Records about charts and figures:
....................

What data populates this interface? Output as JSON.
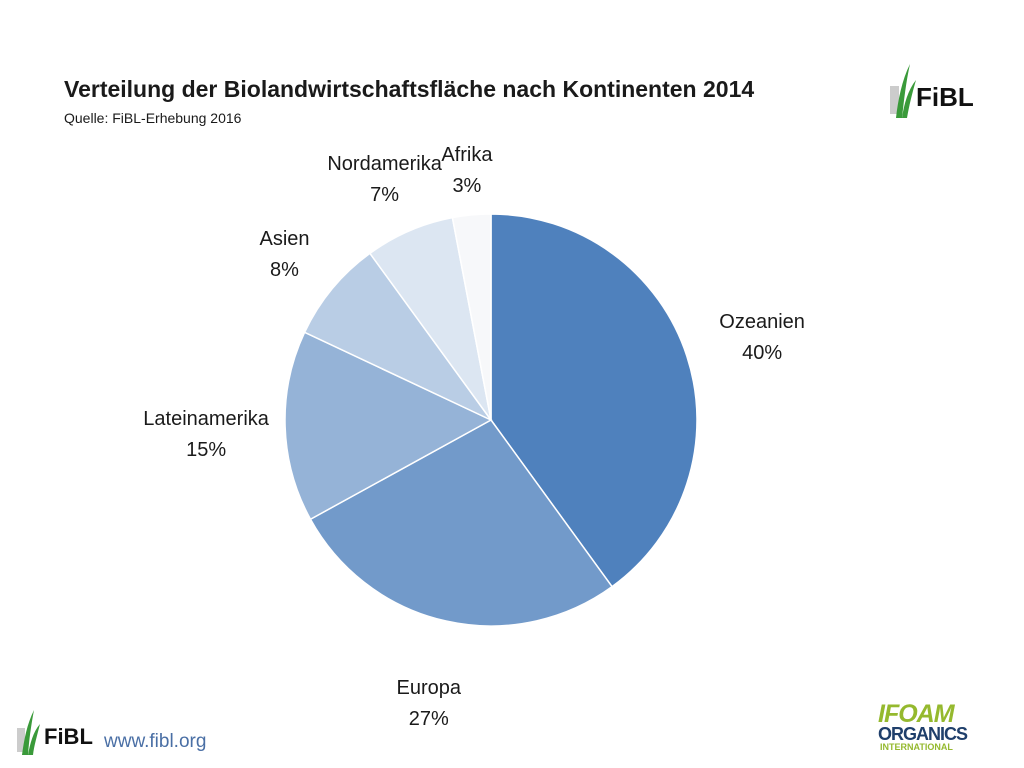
{
  "header": {
    "title": "Verteilung der Biolandwirtschaftsfläche nach Kontinenten 2014",
    "subtitle": "Quelle: FiBL-Erhebung 2016"
  },
  "logos": {
    "top_logo_text": "FiBL",
    "footer_logo_text": "FiBL",
    "footer_url": "www.fibl.org",
    "partner_line1": "IFOAM",
    "partner_line2": "ORGANICS",
    "partner_line3": "INTERNATIONAL",
    "brand_green": "#3a9a3a",
    "partner_green": "#95b92e",
    "partner_blue": "#1f3f6b"
  },
  "chart_data": {
    "type": "pie",
    "title": "Verteilung der Biolandwirtschaftsfläche nach Kontinenten 2014",
    "subtitle": "Quelle: FiBL-Erhebung 2016",
    "legend": "none",
    "slices": [
      {
        "name": "Ozeanien",
        "value": 40,
        "label": "40%",
        "color": "#4f81bd"
      },
      {
        "name": "Europa",
        "value": 27,
        "label": "27%",
        "color": "#729aca"
      },
      {
        "name": "Lateinamerika",
        "value": 15,
        "label": "15%",
        "color": "#95b3d7"
      },
      {
        "name": "Asien",
        "value": 8,
        "label": "8%",
        "color": "#b9cde5"
      },
      {
        "name": "Nordamerika",
        "value": 7,
        "label": "7%",
        "color": "#dce6f2"
      },
      {
        "name": "Afrika",
        "value": 3,
        "label": "3%",
        "color": "#f7f8fa"
      }
    ]
  }
}
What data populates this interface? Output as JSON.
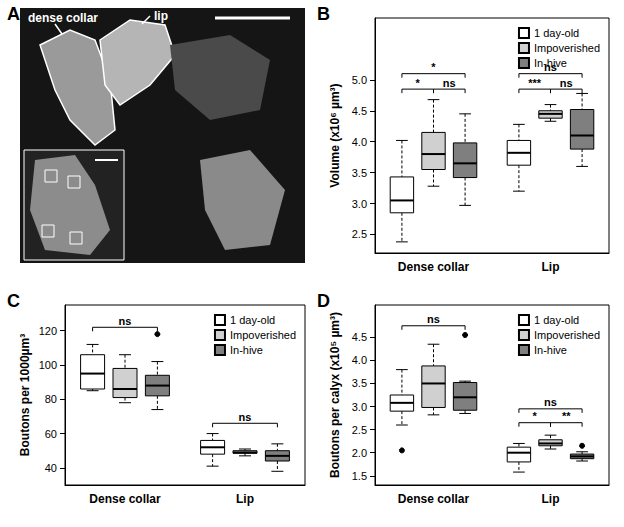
{
  "image_panel": {
    "title": "A",
    "labels": [
      "dense collar",
      "lip"
    ]
  },
  "chart_data": [
    {
      "type": "boxplot",
      "title": "B",
      "y_label": "Volume (x10⁶ µm³)",
      "categories": [
        "Dense collar",
        "Lip"
      ],
      "ylim": [
        2.2,
        6.0
      ],
      "yticks": [
        2.5,
        {
          "value": 3,
          "label": "3.0"
        },
        3.5,
        {
          "value": 4,
          "label": "4.0"
        },
        4.5,
        {
          "value": 5,
          "label": "5.0"
        }
      ],
      "grid": false,
      "legend": "top-right",
      "series": [
        {
          "name": "1 day-old",
          "color": "#ffffff",
          "values": [
            {
              "min": 2.38,
              "q1": 2.85,
              "median": 3.05,
              "q3": 3.43,
              "max": 4.02,
              "outliers": []
            },
            {
              "min": 3.2,
              "q1": 3.62,
              "median": 3.82,
              "q3": 4.02,
              "max": 4.28,
              "outliers": []
            }
          ]
        },
        {
          "name": "Impoverished",
          "color": "#d0d0d0",
          "values": [
            {
              "min": 3.28,
              "q1": 3.55,
              "median": 3.8,
              "q3": 4.15,
              "max": 4.68,
              "outliers": []
            },
            {
              "min": 4.33,
              "q1": 4.38,
              "median": 4.45,
              "q3": 4.5,
              "max": 4.6,
              "outliers": []
            }
          ]
        },
        {
          "name": "In-hive",
          "color": "#7f7f7f",
          "values": [
            {
              "min": 2.97,
              "q1": 3.42,
              "median": 3.65,
              "q3": 3.98,
              "max": 4.45,
              "outliers": []
            },
            {
              "min": 3.6,
              "q1": 3.88,
              "median": 4.1,
              "q3": 4.52,
              "max": 4.78,
              "outliers": []
            }
          ]
        }
      ],
      "annotations": [
        {
          "category": "Dense collar",
          "from": "1 day-old",
          "to": "In-hive",
          "y": 5.1,
          "text": "*"
        },
        {
          "category": "Dense collar",
          "from": "1 day-old",
          "to": "Impoverished",
          "y": 4.85,
          "text": "*"
        },
        {
          "category": "Dense collar",
          "from": "Impoverished",
          "to": "In-hive",
          "y": 4.85,
          "text": "ns"
        },
        {
          "category": "Lip",
          "from": "1 day-old",
          "to": "In-hive",
          "y": 5.1,
          "text": "ns"
        },
        {
          "category": "Lip",
          "from": "1 day-old",
          "to": "Impoverished",
          "y": 4.85,
          "text": "***"
        },
        {
          "category": "Lip",
          "from": "Impoverished",
          "to": "In-hive",
          "y": 4.85,
          "text": "ns"
        }
      ]
    },
    {
      "type": "boxplot",
      "title": "C",
      "y_label": "Boutons per 1000µm³",
      "categories": [
        "Dense collar",
        "Lip"
      ],
      "ylim": [
        30,
        135
      ],
      "yticks": [
        40,
        60,
        80,
        100,
        120
      ],
      "grid": false,
      "legend": "top-right",
      "series": [
        {
          "name": "1 day-old",
          "color": "#ffffff",
          "values": [
            {
              "min": 85,
              "q1": 86,
              "median": 95,
              "q3": 106,
              "max": 112,
              "outliers": []
            },
            {
              "min": 41,
              "q1": 48,
              "median": 52,
              "q3": 56,
              "max": 60,
              "outliers": []
            }
          ]
        },
        {
          "name": "Impoverished",
          "color": "#d0d0d0",
          "values": [
            {
              "min": 78,
              "q1": 81,
              "median": 86,
              "q3": 98,
              "max": 106,
              "outliers": []
            },
            {
              "min": 47,
              "q1": 48.5,
              "median": 49,
              "q3": 50,
              "max": 51,
              "outliers": []
            }
          ]
        },
        {
          "name": "In-hive",
          "color": "#7f7f7f",
          "values": [
            {
              "min": 74,
              "q1": 82,
              "median": 88,
              "q3": 94,
              "max": 102,
              "outliers": [
                118
              ]
            },
            {
              "min": 38,
              "q1": 44,
              "median": 47,
              "q3": 50,
              "max": 54,
              "outliers": []
            }
          ]
        }
      ],
      "annotations": [
        {
          "category": "Dense collar",
          "from": "1 day-old",
          "to": "In-hive",
          "y": 122,
          "text": "ns"
        },
        {
          "category": "Lip",
          "from": "1 day-old",
          "to": "In-hive",
          "y": 66,
          "text": "ns"
        }
      ]
    },
    {
      "type": "boxplot",
      "title": "D",
      "y_label": "Boutons per calyx (x10⁵ µm³)",
      "categories": [
        "Dense collar",
        "Lip"
      ],
      "ylim": [
        1.3,
        5.2
      ],
      "yticks": [
        1.5,
        {
          "value": 2,
          "label": "2.0"
        },
        2.5,
        {
          "value": 3,
          "label": "3.0"
        },
        3.5,
        {
          "value": 4,
          "label": "4.0"
        },
        4.5
      ],
      "grid": false,
      "legend": "top-right",
      "series": [
        {
          "name": "1 day-old",
          "color": "#ffffff",
          "values": [
            {
              "min": 2.6,
              "q1": 2.9,
              "median": 3.08,
              "q3": 3.25,
              "max": 3.8,
              "outliers": [
                2.05
              ]
            },
            {
              "min": 1.58,
              "q1": 1.8,
              "median": 2.0,
              "q3": 2.12,
              "max": 2.2,
              "outliers": []
            }
          ]
        },
        {
          "name": "Impoverished",
          "color": "#d0d0d0",
          "values": [
            {
              "min": 2.82,
              "q1": 2.98,
              "median": 3.5,
              "q3": 3.88,
              "max": 4.35,
              "outliers": []
            },
            {
              "min": 2.08,
              "q1": 2.15,
              "median": 2.2,
              "q3": 2.28,
              "max": 2.38,
              "outliers": []
            }
          ]
        },
        {
          "name": "In-hive",
          "color": "#7f7f7f",
          "values": [
            {
              "min": 2.85,
              "q1": 2.92,
              "median": 3.2,
              "q3": 3.52,
              "max": 3.55,
              "outliers": [
                4.55
              ]
            },
            {
              "min": 1.82,
              "q1": 1.87,
              "median": 1.92,
              "q3": 1.97,
              "max": 2.02,
              "outliers": [
                2.15
              ]
            }
          ]
        }
      ],
      "annotations": [
        {
          "category": "Dense collar",
          "from": "1 day-old",
          "to": "In-hive",
          "y": 4.75,
          "text": "ns"
        },
        {
          "category": "Lip",
          "from": "1 day-old",
          "to": "In-hive",
          "y": 2.95,
          "text": "ns"
        },
        {
          "category": "Lip",
          "from": "1 day-old",
          "to": "Impoverished",
          "y": 2.65,
          "text": "*"
        },
        {
          "category": "Lip",
          "from": "Impoverished",
          "to": "In-hive",
          "y": 2.65,
          "text": "**"
        }
      ]
    }
  ]
}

....................

* _EXERCISE_:
Using the entries above, return each line in which the word "Quelle" occurs.

* _ANSWER_:
    "subtitle": "Quelle: FiBL-Erhebung 2016"
    "subtitle": "Quelle: FiBL-Erhebung 2016",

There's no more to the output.